**DIRECTIONS:** Filter the data below for the string "this" and copy each matching line.

=-=-=

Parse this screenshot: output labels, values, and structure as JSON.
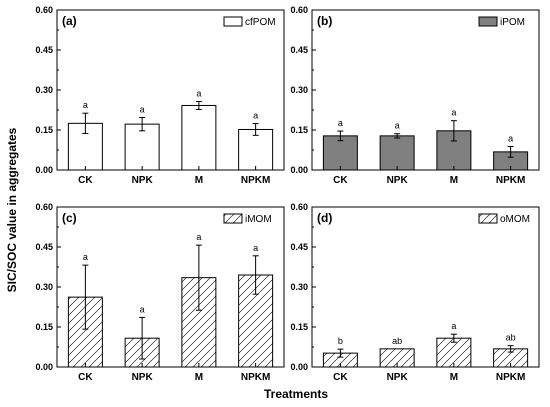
{
  "figure": {
    "ylabel": "SIC/SOC value in aggregates",
    "xlabel": "Treatments"
  },
  "chart_data": [
    {
      "type": "bar",
      "panel_label": "(a)",
      "legend": "cfPOM",
      "fill": "#ffffff",
      "pattern": "none",
      "categories": [
        "CK",
        "NPK",
        "M",
        "NPKM"
      ],
      "values": [
        0.175,
        0.172,
        0.242,
        0.152
      ],
      "errors": [
        0.038,
        0.025,
        0.015,
        0.022
      ],
      "letters": [
        "a",
        "a",
        "a",
        "a"
      ],
      "ylim": [
        0,
        0.6
      ],
      "yticks": [
        "0.00",
        "0.15",
        "0.30",
        "0.45",
        "0.60"
      ],
      "legend_position": "top-right"
    },
    {
      "type": "bar",
      "panel_label": "(b)",
      "legend": "iPOM",
      "fill": "#808080",
      "pattern": "none",
      "categories": [
        "CK",
        "NPK",
        "M",
        "NPKM"
      ],
      "values": [
        0.128,
        0.128,
        0.147,
        0.068
      ],
      "errors": [
        0.018,
        0.008,
        0.038,
        0.02
      ],
      "letters": [
        "a",
        "a",
        "a",
        "a"
      ],
      "ylim": [
        0,
        0.6
      ],
      "yticks": [
        "0.00",
        "0.15",
        "0.30",
        "0.45",
        "0.60"
      ],
      "legend_position": "top-right"
    },
    {
      "type": "bar",
      "panel_label": "(c)",
      "legend": "iMOM",
      "fill": "#ffffff",
      "pattern": "diagonal",
      "categories": [
        "CK",
        "NPK",
        "M",
        "NPKM"
      ],
      "values": [
        0.262,
        0.108,
        0.335,
        0.345
      ],
      "errors": [
        0.12,
        0.078,
        0.122,
        0.072
      ],
      "letters": [
        "a",
        "a",
        "a",
        "a"
      ],
      "ylim": [
        0,
        0.6
      ],
      "yticks": [
        "0.00",
        "0.15",
        "0.30",
        "0.45",
        "0.60"
      ],
      "legend_position": "top-right"
    },
    {
      "type": "bar",
      "panel_label": "(d)",
      "legend": "oMOM",
      "fill": "#ffffff",
      "pattern": "diagonal",
      "categories": [
        "CK",
        "NPK",
        "M",
        "NPKM"
      ],
      "values": [
        0.052,
        0.068,
        0.108,
        0.068
      ],
      "errors": [
        0.015,
        0.0,
        0.015,
        0.012
      ],
      "letters": [
        "b",
        "ab",
        "a",
        "ab"
      ],
      "ylim": [
        0,
        0.6
      ],
      "yticks": [
        "0.00",
        "0.15",
        "0.30",
        "0.45",
        "0.60"
      ],
      "legend_position": "top-right"
    }
  ]
}
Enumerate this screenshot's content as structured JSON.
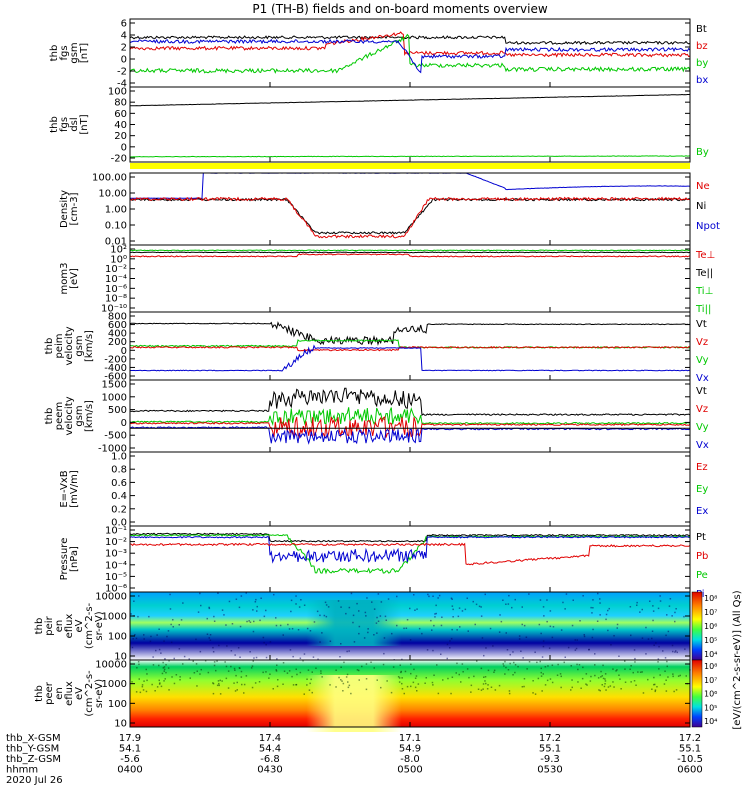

=-=-=

**FULL RESPONSE:**
Parse this screenshot: output labels, values, and structure as JSON.
Enumerate this screenshot's content as structured JSON.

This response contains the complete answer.